| Problem requirements |
Write out the records word for word, with no pictures.

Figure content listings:
........

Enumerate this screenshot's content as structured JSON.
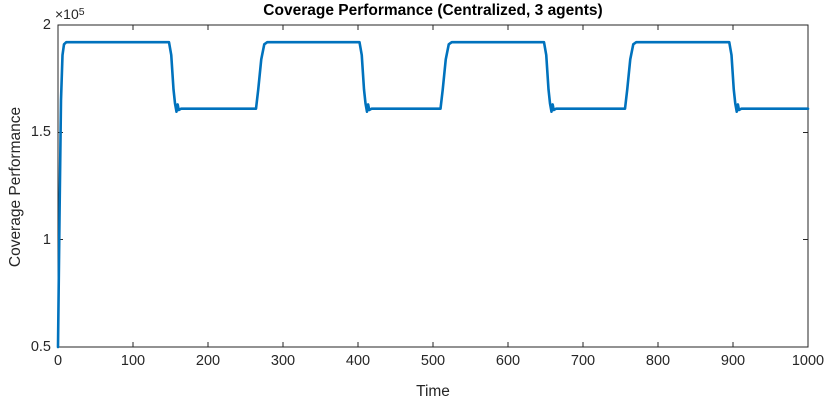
{
  "figure": {
    "title": "Coverage Performance (Centralized, 3 agents)",
    "xlabel": "Time",
    "ylabel": "Coverage Performance",
    "y_multiplier_base": "×10",
    "y_multiplier_exp": "5",
    "colors": {
      "line": "#0072BD",
      "axis": "#262626",
      "title": "#000000",
      "background": "#FFFFFF"
    }
  },
  "chart_data": {
    "type": "line",
    "title": "Coverage Performance (Centralized, 3 agents)",
    "xlabel": "Time",
    "ylabel": "Coverage Performance",
    "xlim": [
      0,
      1000
    ],
    "ylim": [
      50000,
      200000
    ],
    "grid": false,
    "legend": null,
    "box": true,
    "y_axis_multiplier_label": "×10^5",
    "x_ticks": [
      {
        "value": 0,
        "label": "0"
      },
      {
        "value": 100,
        "label": "100"
      },
      {
        "value": 200,
        "label": "200"
      },
      {
        "value": 300,
        "label": "300"
      },
      {
        "value": 400,
        "label": "400"
      },
      {
        "value": 500,
        "label": "500"
      },
      {
        "value": 600,
        "label": "600"
      },
      {
        "value": 700,
        "label": "700"
      },
      {
        "value": 800,
        "label": "800"
      },
      {
        "value": 900,
        "label": "900"
      },
      {
        "value": 1000,
        "label": "1000"
      }
    ],
    "y_ticks": [
      {
        "value": 50000,
        "label": "0.5"
      },
      {
        "value": 100000,
        "label": "1"
      },
      {
        "value": 150000,
        "label": "1.5"
      },
      {
        "value": 200000,
        "label": "2"
      }
    ],
    "series": [
      {
        "name": "coverage-performance",
        "color": "#0072BD",
        "high_plateau": 192000,
        "low_plateau": 161000,
        "points": [
          [
            0,
            50000
          ],
          [
            2,
            110000
          ],
          [
            4,
            165000
          ],
          [
            6,
            186000
          ],
          [
            8,
            191000
          ],
          [
            11,
            192000
          ],
          [
            148,
            192000
          ],
          [
            151,
            186000
          ],
          [
            154,
            170000
          ],
          [
            156,
            163500
          ],
          [
            158,
            159600
          ],
          [
            159.5,
            163000
          ],
          [
            161,
            160400
          ],
          [
            164,
            161000
          ],
          [
            264,
            161000
          ],
          [
            267,
            170000
          ],
          [
            271,
            184000
          ],
          [
            275,
            191000
          ],
          [
            279,
            192000
          ],
          [
            402,
            192000
          ],
          [
            405,
            186000
          ],
          [
            408,
            170000
          ],
          [
            410,
            163500
          ],
          [
            412,
            159600
          ],
          [
            413.5,
            163000
          ],
          [
            415,
            160400
          ],
          [
            418,
            161000
          ],
          [
            510,
            161000
          ],
          [
            513,
            170000
          ],
          [
            517,
            184000
          ],
          [
            521,
            191000
          ],
          [
            525,
            192000
          ],
          [
            648,
            192000
          ],
          [
            651,
            186000
          ],
          [
            654,
            170000
          ],
          [
            656,
            163500
          ],
          [
            658,
            159600
          ],
          [
            659.5,
            163000
          ],
          [
            661,
            160400
          ],
          [
            664,
            161000
          ],
          [
            756,
            161000
          ],
          [
            759,
            170000
          ],
          [
            763,
            184000
          ],
          [
            767,
            191000
          ],
          [
            771,
            192000
          ],
          [
            895,
            192000
          ],
          [
            898,
            186000
          ],
          [
            901,
            170000
          ],
          [
            903,
            163500
          ],
          [
            905,
            159600
          ],
          [
            906.5,
            163000
          ],
          [
            908,
            160400
          ],
          [
            911,
            161000
          ],
          [
            1000,
            161000
          ]
        ]
      }
    ]
  }
}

........

| Expected answer |
Enumerate this screenshot's content as structured JSON.
{
  "figure": {
    "title": "Coverage Performance (Centralized, 3 agents)",
    "xlabel": "Time",
    "ylabel": "Coverage Performance",
    "y_multiplier_base": "×10",
    "y_multiplier_exp": "5",
    "colors": {
      "line": "#0072BD",
      "axis": "#262626",
      "title": "#000000",
      "background": "#FFFFFF"
    }
  },
  "chart_data": {
    "type": "line",
    "title": "Coverage Performance (Centralized, 3 agents)",
    "xlabel": "Time",
    "ylabel": "Coverage Performance",
    "xlim": [
      0,
      1000
    ],
    "ylim": [
      50000,
      200000
    ],
    "grid": false,
    "legend": null,
    "box": true,
    "y_axis_multiplier_label": "×10^5",
    "x_ticks": [
      {
        "value": 0,
        "label": "0"
      },
      {
        "value": 100,
        "label": "100"
      },
      {
        "value": 200,
        "label": "200"
      },
      {
        "value": 300,
        "label": "300"
      },
      {
        "value": 400,
        "label": "400"
      },
      {
        "value": 500,
        "label": "500"
      },
      {
        "value": 600,
        "label": "600"
      },
      {
        "value": 700,
        "label": "700"
      },
      {
        "value": 800,
        "label": "800"
      },
      {
        "value": 900,
        "label": "900"
      },
      {
        "value": 1000,
        "label": "1000"
      }
    ],
    "y_ticks": [
      {
        "value": 50000,
        "label": "0.5"
      },
      {
        "value": 100000,
        "label": "1"
      },
      {
        "value": 150000,
        "label": "1.5"
      },
      {
        "value": 200000,
        "label": "2"
      }
    ],
    "series": [
      {
        "name": "coverage-performance",
        "color": "#0072BD",
        "high_plateau": 192000,
        "low_plateau": 161000,
        "points": [
          [
            0,
            50000
          ],
          [
            2,
            110000
          ],
          [
            4,
            165000
          ],
          [
            6,
            186000
          ],
          [
            8,
            191000
          ],
          [
            11,
            192000
          ],
          [
            148,
            192000
          ],
          [
            151,
            186000
          ],
          [
            154,
            170000
          ],
          [
            156,
            163500
          ],
          [
            158,
            159600
          ],
          [
            159.5,
            163000
          ],
          [
            161,
            160400
          ],
          [
            164,
            161000
          ],
          [
            264,
            161000
          ],
          [
            267,
            170000
          ],
          [
            271,
            184000
          ],
          [
            275,
            191000
          ],
          [
            279,
            192000
          ],
          [
            402,
            192000
          ],
          [
            405,
            186000
          ],
          [
            408,
            170000
          ],
          [
            410,
            163500
          ],
          [
            412,
            159600
          ],
          [
            413.5,
            163000
          ],
          [
            415,
            160400
          ],
          [
            418,
            161000
          ],
          [
            510,
            161000
          ],
          [
            513,
            170000
          ],
          [
            517,
            184000
          ],
          [
            521,
            191000
          ],
          [
            525,
            192000
          ],
          [
            648,
            192000
          ],
          [
            651,
            186000
          ],
          [
            654,
            170000
          ],
          [
            656,
            163500
          ],
          [
            658,
            159600
          ],
          [
            659.5,
            163000
          ],
          [
            661,
            160400
          ],
          [
            664,
            161000
          ],
          [
            756,
            161000
          ],
          [
            759,
            170000
          ],
          [
            763,
            184000
          ],
          [
            767,
            191000
          ],
          [
            771,
            192000
          ],
          [
            895,
            192000
          ],
          [
            898,
            186000
          ],
          [
            901,
            170000
          ],
          [
            903,
            163500
          ],
          [
            905,
            159600
          ],
          [
            906.5,
            163000
          ],
          [
            908,
            160400
          ],
          [
            911,
            161000
          ],
          [
            1000,
            161000
          ]
        ]
      }
    ]
  }
}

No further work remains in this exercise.